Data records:
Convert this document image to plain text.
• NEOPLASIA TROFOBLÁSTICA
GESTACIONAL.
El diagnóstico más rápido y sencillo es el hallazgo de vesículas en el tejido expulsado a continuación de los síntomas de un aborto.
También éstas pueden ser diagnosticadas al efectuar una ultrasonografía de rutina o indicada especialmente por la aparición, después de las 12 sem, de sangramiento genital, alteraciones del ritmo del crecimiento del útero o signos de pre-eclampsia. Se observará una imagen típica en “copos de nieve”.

▸ **What is required**: Retype all the material above precisely, with no line left out.

▸ **The output**:
Convert this document image to plain text.
• NEOPLASIA TROFOBLÁSTICA
GESTACIONAL.
El diagnóstico más rápido y sencillo es el hallazgo de vesículas en el tejido expulsado a continuación de los síntomas de un aborto.
También éstas pueden ser diagnosticadas al efectuar una ultrasonografía de rutina o indicada especialmente por la aparición, después de las 12 sem, de sangramiento genital, alteraciones del ritmo del crecimiento del útero o signos de pre-eclampsia. Se observará una imagen típica en “copos de nieve”.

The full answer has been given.